_Exercise inputs:_
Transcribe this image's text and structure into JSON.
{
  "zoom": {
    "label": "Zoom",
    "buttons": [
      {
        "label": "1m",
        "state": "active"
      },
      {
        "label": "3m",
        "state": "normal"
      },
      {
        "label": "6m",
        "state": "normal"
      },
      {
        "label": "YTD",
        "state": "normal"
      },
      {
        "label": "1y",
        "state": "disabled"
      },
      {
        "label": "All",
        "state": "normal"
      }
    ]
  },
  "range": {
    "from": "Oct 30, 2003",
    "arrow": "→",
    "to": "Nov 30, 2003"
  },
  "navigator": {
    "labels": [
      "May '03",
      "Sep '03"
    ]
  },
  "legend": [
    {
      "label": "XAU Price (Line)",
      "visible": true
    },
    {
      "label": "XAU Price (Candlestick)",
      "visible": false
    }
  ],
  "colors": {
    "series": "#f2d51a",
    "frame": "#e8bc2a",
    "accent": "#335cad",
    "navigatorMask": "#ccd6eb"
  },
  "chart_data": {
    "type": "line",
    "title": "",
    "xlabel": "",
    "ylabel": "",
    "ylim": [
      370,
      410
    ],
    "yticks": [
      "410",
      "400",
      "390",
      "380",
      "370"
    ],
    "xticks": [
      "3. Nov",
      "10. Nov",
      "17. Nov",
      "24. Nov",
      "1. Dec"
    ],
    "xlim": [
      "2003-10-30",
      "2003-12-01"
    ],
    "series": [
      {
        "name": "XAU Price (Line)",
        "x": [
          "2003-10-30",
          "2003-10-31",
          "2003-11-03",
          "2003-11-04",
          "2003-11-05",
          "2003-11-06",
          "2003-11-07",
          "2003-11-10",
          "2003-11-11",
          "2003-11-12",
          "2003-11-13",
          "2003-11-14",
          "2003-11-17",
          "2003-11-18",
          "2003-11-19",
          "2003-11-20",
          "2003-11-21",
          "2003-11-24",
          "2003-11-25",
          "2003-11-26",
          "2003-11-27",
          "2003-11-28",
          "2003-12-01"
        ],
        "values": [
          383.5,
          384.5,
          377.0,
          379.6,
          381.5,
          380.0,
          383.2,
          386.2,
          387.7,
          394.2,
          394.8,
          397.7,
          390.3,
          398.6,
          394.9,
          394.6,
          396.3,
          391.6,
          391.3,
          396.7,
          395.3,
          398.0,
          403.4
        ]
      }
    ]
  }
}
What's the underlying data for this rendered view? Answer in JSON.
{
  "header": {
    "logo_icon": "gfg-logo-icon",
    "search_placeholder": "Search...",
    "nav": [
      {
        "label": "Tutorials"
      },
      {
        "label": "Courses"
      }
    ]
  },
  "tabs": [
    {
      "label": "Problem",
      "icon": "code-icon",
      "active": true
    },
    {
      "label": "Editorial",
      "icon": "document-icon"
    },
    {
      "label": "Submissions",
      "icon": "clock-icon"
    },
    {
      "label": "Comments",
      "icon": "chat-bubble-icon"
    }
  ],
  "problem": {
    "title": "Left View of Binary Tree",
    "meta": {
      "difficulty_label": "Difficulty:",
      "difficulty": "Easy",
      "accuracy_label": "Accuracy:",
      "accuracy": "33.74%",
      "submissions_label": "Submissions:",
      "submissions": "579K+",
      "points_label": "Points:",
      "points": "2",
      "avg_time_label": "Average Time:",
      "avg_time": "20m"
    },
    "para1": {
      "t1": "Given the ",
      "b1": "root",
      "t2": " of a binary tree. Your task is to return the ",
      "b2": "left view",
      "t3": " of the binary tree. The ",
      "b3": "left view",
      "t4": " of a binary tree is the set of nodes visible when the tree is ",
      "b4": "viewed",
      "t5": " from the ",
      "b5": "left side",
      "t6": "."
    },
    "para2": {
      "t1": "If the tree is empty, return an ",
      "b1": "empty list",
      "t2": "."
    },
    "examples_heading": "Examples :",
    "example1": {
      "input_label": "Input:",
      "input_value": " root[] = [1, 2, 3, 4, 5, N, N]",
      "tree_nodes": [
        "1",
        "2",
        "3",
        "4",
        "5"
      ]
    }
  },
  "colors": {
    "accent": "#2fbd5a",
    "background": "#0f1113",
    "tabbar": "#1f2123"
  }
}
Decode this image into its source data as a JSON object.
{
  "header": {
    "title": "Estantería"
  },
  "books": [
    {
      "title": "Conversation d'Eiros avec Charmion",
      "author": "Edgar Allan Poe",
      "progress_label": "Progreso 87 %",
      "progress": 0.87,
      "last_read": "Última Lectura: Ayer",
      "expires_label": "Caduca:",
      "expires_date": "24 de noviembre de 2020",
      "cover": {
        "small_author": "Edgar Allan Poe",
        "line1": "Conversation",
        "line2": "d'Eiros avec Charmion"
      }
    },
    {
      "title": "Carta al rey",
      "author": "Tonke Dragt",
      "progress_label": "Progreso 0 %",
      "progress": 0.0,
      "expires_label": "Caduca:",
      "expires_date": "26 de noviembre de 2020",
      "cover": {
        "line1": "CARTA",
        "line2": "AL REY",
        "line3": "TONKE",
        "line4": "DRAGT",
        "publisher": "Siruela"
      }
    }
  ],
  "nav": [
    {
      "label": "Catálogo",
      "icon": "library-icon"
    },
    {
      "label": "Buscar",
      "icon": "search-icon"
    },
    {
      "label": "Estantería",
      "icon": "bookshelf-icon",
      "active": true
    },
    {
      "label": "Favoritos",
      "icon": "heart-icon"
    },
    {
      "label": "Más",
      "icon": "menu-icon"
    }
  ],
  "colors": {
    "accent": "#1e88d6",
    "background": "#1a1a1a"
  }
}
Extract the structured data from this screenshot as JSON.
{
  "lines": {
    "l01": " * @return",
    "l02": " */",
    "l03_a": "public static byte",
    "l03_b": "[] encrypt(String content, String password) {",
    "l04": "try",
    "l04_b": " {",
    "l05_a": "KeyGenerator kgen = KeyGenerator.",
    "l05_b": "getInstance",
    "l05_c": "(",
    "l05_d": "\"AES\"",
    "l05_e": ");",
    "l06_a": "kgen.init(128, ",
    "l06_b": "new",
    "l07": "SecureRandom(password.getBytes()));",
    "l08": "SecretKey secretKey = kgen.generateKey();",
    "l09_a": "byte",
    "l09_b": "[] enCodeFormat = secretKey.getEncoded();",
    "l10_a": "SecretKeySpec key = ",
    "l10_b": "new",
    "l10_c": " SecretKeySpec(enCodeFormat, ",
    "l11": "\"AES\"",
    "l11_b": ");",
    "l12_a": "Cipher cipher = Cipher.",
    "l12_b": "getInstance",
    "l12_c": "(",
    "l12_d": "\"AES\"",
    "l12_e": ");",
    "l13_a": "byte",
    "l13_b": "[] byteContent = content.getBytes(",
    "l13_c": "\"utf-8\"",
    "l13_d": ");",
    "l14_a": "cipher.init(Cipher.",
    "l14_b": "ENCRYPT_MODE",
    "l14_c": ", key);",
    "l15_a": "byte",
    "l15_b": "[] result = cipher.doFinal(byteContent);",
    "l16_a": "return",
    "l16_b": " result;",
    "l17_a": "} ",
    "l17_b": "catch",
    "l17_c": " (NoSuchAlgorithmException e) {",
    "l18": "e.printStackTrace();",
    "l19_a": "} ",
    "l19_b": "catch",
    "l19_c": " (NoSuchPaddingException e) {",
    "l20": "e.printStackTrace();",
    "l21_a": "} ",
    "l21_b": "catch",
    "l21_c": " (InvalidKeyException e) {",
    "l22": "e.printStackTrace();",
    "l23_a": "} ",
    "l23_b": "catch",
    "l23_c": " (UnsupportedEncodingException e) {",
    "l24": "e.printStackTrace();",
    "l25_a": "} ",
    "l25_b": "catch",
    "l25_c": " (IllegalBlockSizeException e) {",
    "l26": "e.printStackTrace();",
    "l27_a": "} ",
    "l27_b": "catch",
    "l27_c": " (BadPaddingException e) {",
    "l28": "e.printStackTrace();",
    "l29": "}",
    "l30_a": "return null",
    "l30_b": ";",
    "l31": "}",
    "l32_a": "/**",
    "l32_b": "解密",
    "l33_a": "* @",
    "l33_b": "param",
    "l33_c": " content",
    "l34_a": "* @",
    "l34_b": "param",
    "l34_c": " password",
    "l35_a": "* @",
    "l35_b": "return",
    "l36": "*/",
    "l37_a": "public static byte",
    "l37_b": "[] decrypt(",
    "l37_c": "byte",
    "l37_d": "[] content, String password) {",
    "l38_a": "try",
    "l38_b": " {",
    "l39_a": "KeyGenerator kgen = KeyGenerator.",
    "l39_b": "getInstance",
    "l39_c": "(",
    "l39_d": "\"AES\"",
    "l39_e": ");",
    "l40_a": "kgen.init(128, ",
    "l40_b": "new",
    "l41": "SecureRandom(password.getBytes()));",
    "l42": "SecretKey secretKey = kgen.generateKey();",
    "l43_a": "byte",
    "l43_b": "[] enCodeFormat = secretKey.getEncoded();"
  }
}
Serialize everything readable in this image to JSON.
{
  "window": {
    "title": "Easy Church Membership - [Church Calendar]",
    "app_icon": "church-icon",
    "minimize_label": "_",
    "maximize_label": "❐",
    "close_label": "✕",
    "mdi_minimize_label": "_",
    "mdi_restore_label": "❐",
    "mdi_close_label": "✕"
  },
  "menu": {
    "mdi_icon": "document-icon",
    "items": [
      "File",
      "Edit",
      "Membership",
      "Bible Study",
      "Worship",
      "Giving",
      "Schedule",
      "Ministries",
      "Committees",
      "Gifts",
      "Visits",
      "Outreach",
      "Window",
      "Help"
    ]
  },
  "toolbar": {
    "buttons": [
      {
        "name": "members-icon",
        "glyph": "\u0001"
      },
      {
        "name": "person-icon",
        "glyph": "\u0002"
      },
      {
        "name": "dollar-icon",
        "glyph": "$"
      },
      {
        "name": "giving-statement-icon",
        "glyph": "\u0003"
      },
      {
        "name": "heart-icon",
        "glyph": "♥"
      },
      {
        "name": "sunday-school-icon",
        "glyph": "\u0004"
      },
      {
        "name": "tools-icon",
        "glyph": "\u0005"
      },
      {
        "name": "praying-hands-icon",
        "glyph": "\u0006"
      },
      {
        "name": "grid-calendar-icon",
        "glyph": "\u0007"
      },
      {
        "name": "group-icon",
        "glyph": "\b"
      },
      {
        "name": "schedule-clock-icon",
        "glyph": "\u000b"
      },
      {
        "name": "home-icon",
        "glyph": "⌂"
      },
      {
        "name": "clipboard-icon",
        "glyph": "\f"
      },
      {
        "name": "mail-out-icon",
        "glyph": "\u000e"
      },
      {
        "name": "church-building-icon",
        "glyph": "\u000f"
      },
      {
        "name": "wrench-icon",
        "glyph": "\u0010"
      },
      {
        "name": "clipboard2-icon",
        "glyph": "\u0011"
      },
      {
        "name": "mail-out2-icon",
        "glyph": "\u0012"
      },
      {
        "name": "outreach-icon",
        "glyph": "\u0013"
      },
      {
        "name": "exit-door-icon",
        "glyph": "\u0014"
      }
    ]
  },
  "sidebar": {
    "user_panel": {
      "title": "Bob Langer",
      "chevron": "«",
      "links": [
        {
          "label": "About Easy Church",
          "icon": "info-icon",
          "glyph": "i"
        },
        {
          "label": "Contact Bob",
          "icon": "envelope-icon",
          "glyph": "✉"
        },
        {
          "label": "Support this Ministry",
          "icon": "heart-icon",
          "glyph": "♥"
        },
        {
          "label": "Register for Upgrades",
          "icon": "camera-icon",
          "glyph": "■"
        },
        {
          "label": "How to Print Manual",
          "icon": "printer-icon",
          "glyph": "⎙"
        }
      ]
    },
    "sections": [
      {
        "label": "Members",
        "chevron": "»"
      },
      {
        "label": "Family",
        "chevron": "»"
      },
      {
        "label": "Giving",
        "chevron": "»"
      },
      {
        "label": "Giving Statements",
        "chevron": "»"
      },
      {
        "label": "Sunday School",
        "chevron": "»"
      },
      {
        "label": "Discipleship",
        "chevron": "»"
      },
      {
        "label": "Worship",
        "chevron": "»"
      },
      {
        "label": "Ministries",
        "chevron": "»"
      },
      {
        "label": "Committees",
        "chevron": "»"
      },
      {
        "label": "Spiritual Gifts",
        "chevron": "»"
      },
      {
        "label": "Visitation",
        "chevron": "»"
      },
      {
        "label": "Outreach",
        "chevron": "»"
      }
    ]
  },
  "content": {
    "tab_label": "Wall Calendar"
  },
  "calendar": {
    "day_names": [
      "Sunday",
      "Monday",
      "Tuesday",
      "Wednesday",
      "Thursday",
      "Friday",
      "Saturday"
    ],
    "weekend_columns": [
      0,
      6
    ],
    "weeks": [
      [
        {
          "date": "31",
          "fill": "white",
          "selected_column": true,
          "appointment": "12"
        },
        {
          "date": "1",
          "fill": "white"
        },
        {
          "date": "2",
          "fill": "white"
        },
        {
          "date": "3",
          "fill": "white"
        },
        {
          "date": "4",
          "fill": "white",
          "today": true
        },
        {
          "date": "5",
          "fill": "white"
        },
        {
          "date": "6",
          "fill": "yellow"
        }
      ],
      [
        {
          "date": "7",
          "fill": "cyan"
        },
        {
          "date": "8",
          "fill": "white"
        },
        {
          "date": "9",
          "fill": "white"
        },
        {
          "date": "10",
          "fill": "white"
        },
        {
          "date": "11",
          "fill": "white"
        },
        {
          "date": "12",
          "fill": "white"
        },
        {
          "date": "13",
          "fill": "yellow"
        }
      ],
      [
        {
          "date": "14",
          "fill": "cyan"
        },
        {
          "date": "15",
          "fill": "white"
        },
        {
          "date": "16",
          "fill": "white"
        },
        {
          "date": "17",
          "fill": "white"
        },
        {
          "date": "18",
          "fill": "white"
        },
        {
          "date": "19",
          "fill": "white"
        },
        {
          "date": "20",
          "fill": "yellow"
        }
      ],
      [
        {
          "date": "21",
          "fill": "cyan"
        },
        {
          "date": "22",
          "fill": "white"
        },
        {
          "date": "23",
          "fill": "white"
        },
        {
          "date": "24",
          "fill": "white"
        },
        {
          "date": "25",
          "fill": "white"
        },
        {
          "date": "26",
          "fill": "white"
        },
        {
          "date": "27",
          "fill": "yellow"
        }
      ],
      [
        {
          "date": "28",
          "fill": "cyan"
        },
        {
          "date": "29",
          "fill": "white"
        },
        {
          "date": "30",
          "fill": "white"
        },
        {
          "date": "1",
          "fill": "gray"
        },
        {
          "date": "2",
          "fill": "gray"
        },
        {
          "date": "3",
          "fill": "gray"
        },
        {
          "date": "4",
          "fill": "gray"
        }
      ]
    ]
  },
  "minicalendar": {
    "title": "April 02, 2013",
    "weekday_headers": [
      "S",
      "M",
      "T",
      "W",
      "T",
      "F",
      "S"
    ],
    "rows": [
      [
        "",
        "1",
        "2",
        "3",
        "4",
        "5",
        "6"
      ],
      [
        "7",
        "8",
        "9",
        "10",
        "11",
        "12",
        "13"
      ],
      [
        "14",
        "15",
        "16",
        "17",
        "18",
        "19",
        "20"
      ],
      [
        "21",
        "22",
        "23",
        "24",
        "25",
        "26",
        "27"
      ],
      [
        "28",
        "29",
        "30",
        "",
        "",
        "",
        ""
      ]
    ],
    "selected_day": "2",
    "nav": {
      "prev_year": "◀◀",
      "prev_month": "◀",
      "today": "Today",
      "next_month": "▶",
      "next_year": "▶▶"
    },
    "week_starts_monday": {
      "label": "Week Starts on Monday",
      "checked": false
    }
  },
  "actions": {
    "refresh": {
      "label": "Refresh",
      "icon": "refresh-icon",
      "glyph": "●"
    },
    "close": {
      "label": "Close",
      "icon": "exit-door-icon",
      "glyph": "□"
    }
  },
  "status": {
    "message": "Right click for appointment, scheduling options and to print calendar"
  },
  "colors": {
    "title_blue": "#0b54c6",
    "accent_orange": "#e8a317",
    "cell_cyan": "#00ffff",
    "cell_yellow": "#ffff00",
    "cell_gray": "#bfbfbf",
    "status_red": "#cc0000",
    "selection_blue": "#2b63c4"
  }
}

_Exercise goal:_ From the data above, gather every line that includes the word "SecretKeySpec".

_Result of this exercise:_
    "l10_a": "SecretKeySpec key = ",
    "l10_c": " SecretKeySpec(enCodeFormat, ",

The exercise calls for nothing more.